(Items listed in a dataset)
════════
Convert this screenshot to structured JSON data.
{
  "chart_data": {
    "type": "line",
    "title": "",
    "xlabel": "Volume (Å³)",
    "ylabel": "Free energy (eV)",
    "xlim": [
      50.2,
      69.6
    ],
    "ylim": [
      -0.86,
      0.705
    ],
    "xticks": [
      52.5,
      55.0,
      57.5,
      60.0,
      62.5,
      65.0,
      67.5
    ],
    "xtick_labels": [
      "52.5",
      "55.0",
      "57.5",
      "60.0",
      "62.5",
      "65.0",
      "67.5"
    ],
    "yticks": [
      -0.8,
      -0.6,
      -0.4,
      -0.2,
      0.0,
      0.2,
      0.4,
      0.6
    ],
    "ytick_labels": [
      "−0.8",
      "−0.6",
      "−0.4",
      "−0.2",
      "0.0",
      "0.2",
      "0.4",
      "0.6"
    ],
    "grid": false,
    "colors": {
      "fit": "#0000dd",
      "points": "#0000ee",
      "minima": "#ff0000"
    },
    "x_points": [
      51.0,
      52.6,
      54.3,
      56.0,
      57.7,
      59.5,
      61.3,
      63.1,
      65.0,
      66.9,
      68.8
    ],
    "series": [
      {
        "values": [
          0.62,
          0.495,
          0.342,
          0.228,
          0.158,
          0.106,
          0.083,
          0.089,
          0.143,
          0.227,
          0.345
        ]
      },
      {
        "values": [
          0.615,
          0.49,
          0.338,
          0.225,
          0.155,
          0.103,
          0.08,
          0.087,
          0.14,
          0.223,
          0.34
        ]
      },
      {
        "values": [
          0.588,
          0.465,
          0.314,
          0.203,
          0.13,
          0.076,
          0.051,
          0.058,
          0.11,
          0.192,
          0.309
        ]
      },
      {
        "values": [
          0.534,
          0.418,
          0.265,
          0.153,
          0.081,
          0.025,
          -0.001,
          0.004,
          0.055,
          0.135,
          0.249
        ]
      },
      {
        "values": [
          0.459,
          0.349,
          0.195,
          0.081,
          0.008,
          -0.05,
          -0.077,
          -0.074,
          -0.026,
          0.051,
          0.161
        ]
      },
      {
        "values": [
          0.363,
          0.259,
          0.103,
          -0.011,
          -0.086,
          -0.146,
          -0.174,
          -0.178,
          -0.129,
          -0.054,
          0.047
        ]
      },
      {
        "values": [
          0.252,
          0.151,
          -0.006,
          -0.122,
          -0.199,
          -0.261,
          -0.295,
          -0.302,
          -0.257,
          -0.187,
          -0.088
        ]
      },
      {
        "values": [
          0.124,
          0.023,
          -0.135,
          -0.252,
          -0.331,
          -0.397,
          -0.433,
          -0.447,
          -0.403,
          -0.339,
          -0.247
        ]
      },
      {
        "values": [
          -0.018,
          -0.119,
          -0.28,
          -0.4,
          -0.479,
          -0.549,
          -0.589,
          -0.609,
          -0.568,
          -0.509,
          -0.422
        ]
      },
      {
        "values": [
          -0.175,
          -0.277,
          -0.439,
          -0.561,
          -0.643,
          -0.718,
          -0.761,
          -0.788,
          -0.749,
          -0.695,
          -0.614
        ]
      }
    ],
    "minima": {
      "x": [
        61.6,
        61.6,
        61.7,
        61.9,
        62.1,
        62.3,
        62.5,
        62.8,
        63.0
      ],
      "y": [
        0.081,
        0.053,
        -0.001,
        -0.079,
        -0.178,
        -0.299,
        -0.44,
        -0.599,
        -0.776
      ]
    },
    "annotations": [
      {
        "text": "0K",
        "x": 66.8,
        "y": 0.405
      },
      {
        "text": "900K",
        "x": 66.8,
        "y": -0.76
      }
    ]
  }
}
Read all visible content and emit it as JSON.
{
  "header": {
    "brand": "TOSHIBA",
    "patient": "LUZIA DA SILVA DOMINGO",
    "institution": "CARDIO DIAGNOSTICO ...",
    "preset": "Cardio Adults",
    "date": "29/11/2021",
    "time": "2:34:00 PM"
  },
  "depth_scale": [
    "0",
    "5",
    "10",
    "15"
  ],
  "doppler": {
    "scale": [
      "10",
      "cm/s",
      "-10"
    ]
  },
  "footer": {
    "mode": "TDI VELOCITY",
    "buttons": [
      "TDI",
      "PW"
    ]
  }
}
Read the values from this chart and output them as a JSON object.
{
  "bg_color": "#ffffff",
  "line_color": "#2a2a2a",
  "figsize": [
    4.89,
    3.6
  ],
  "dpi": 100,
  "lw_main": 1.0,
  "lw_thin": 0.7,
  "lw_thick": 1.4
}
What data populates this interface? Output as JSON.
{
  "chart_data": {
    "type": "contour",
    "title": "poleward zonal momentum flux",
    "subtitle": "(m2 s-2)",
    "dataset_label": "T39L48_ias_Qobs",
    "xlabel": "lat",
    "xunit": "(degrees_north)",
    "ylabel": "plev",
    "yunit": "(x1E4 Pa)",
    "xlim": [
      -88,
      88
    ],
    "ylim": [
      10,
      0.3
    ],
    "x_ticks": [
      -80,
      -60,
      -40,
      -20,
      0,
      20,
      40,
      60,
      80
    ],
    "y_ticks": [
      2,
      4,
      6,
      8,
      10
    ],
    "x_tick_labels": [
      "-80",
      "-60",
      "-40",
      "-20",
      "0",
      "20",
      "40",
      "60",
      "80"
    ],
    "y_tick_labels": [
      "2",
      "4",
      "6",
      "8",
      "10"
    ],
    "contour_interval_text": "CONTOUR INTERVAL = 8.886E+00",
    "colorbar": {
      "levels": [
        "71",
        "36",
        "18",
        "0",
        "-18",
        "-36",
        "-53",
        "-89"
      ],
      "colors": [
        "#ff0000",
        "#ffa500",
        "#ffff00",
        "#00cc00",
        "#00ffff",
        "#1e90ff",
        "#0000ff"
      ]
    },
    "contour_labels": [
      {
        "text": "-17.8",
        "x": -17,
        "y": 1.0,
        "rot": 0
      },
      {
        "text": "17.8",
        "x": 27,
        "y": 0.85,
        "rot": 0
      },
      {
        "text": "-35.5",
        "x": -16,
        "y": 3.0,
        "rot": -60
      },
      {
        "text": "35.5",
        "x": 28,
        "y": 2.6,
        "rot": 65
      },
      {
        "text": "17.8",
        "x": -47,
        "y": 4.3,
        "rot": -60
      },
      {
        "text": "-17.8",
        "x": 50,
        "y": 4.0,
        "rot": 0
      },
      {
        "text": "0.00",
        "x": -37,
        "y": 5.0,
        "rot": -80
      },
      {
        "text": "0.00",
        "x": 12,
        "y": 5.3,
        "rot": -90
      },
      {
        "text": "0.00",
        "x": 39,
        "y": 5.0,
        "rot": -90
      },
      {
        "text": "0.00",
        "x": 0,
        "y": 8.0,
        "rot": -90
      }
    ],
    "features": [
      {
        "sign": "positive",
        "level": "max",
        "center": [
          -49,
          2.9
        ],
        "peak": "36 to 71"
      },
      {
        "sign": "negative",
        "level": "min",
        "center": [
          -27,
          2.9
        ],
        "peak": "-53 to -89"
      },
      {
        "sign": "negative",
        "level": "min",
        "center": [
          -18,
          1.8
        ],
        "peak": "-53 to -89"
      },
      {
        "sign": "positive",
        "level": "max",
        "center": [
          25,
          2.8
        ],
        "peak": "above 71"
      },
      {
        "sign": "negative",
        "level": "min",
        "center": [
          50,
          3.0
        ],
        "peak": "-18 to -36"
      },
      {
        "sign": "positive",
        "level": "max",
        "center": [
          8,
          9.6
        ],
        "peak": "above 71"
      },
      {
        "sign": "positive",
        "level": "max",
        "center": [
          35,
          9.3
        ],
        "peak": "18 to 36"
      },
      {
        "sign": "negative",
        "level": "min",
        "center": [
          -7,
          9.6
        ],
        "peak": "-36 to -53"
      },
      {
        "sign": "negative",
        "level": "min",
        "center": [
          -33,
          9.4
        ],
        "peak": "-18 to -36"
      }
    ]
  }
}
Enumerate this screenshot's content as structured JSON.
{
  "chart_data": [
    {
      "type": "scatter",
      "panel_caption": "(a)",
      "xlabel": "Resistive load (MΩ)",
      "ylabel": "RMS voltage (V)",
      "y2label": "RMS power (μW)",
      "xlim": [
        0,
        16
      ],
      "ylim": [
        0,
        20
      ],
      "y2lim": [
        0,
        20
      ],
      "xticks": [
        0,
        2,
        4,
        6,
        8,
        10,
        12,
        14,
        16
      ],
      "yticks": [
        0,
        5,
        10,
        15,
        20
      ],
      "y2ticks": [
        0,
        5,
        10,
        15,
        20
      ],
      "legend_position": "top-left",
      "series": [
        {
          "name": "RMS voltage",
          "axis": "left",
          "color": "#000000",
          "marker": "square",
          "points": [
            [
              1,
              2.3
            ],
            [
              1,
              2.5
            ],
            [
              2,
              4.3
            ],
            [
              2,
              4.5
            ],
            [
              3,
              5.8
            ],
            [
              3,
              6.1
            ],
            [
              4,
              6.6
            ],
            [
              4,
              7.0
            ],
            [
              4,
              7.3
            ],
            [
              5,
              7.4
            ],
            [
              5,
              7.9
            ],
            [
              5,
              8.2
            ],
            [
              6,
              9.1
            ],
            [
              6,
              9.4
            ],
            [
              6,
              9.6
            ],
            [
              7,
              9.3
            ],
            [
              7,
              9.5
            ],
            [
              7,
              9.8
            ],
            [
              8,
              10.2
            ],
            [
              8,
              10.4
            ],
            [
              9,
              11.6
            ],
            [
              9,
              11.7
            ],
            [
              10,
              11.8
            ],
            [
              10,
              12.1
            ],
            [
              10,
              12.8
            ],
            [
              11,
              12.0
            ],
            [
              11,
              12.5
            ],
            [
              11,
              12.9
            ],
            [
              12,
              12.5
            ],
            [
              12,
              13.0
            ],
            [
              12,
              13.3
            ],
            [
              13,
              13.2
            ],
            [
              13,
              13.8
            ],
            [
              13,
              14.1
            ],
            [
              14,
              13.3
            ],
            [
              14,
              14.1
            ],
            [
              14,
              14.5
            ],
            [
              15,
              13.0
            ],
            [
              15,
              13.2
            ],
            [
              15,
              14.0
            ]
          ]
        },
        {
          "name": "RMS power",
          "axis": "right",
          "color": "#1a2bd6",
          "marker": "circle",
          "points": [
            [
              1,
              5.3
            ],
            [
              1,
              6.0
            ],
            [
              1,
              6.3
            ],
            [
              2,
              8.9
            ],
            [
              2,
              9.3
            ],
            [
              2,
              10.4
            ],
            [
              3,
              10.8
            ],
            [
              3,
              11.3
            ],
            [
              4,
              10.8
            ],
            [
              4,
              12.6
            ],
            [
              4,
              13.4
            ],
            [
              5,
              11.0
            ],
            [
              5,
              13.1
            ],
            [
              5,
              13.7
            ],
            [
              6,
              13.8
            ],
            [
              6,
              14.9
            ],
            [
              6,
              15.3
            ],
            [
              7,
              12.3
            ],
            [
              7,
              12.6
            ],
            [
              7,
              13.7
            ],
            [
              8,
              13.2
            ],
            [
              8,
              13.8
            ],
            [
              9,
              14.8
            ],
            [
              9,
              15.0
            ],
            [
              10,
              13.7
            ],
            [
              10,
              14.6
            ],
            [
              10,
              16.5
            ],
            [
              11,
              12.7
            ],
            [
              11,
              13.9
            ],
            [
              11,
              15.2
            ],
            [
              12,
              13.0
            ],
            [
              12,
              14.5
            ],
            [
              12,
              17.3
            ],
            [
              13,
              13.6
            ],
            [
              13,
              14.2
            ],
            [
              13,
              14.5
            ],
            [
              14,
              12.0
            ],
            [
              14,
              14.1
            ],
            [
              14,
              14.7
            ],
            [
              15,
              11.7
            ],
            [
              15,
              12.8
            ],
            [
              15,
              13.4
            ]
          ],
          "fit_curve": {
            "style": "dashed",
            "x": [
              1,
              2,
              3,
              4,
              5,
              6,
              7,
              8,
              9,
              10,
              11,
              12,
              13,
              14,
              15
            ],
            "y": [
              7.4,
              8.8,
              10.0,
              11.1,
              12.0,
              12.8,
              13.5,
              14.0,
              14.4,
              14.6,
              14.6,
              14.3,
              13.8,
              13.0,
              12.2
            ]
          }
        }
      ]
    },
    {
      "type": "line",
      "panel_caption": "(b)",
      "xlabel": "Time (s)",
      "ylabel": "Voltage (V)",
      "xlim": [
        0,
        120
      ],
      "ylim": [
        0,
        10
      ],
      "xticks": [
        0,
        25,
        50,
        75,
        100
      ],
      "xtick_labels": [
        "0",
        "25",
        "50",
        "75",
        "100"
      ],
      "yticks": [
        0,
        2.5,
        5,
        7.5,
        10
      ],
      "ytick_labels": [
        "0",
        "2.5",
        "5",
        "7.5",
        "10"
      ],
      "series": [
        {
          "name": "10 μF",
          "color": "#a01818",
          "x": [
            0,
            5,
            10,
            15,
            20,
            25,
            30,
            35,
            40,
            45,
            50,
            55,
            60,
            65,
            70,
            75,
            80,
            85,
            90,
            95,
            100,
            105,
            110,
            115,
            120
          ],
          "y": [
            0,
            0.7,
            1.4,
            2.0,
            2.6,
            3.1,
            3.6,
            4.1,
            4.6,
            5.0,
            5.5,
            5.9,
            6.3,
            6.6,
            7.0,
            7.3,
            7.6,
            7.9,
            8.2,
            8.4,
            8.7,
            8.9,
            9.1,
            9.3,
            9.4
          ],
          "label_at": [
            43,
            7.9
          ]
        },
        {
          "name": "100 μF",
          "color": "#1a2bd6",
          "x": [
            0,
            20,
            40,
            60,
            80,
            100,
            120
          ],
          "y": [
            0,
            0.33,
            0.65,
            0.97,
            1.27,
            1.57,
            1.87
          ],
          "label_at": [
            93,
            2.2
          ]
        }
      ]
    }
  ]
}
════════
=== Instructions to follow ===
Locate all lines in the listing above with the word "Read" and copy them.

=== Response to this task ===
Read all visible content and emit it as JSON.
Read the values from this chart and output them as a JSON object.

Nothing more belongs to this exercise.